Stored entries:

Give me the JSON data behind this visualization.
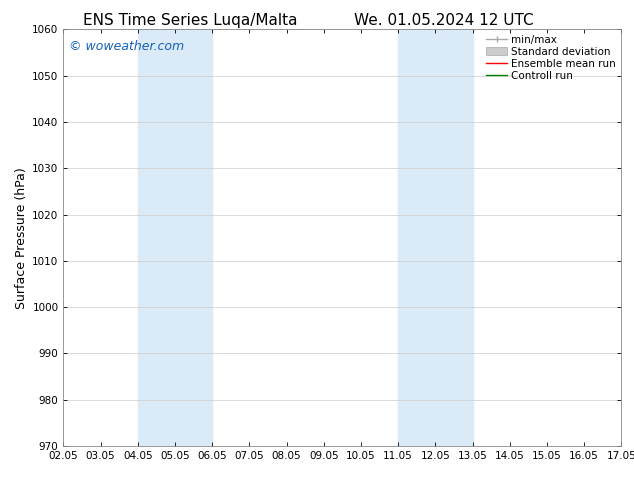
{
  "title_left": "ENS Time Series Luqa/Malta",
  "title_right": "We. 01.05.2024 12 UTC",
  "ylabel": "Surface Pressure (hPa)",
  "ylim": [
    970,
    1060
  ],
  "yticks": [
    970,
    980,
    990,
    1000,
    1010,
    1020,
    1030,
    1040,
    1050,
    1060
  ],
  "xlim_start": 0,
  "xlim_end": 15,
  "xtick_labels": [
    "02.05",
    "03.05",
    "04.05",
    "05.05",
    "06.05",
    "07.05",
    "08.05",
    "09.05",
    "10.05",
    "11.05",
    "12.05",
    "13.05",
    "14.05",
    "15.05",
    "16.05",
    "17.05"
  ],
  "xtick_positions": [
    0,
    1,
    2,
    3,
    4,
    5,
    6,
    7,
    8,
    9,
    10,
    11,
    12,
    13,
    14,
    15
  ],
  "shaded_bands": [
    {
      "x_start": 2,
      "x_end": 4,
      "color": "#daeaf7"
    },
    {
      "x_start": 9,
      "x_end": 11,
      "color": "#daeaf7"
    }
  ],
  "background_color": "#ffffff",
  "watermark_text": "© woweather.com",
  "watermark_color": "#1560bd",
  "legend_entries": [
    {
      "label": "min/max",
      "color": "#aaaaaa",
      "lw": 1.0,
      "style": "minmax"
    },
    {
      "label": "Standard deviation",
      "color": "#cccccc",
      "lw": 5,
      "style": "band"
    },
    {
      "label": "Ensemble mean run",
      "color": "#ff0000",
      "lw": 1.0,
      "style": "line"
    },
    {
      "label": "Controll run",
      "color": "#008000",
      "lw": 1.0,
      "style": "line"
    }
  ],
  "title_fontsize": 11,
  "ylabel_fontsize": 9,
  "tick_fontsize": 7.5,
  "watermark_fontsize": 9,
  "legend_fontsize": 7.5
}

=== STATED GOAL ===
Restate the data above exactly, stripping out each image.

=== WRITTEN SOLUTION ===
Give me the JSON data behind this visualization.
{
  "title_left": "ENS Time Series Luqa/Malta",
  "title_right": "We. 01.05.2024 12 UTC",
  "ylabel": "Surface Pressure (hPa)",
  "ylim": [
    970,
    1060
  ],
  "yticks": [
    970,
    980,
    990,
    1000,
    1010,
    1020,
    1030,
    1040,
    1050,
    1060
  ],
  "xlim_start": 0,
  "xlim_end": 15,
  "xtick_labels": [
    "02.05",
    "03.05",
    "04.05",
    "05.05",
    "06.05",
    "07.05",
    "08.05",
    "09.05",
    "10.05",
    "11.05",
    "12.05",
    "13.05",
    "14.05",
    "15.05",
    "16.05",
    "17.05"
  ],
  "xtick_positions": [
    0,
    1,
    2,
    3,
    4,
    5,
    6,
    7,
    8,
    9,
    10,
    11,
    12,
    13,
    14,
    15
  ],
  "shaded_bands": [
    {
      "x_start": 2,
      "x_end": 4,
      "color": "#daeaf7"
    },
    {
      "x_start": 9,
      "x_end": 11,
      "color": "#daeaf7"
    }
  ],
  "background_color": "#ffffff",
  "watermark_text": "© woweather.com",
  "watermark_color": "#1560bd",
  "legend_entries": [
    {
      "label": "min/max",
      "color": "#aaaaaa",
      "lw": 1.0,
      "style": "minmax"
    },
    {
      "label": "Standard deviation",
      "color": "#cccccc",
      "lw": 5,
      "style": "band"
    },
    {
      "label": "Ensemble mean run",
      "color": "#ff0000",
      "lw": 1.0,
      "style": "line"
    },
    {
      "label": "Controll run",
      "color": "#008000",
      "lw": 1.0,
      "style": "line"
    }
  ],
  "title_fontsize": 11,
  "ylabel_fontsize": 9,
  "tick_fontsize": 7.5,
  "watermark_fontsize": 9,
  "legend_fontsize": 7.5
}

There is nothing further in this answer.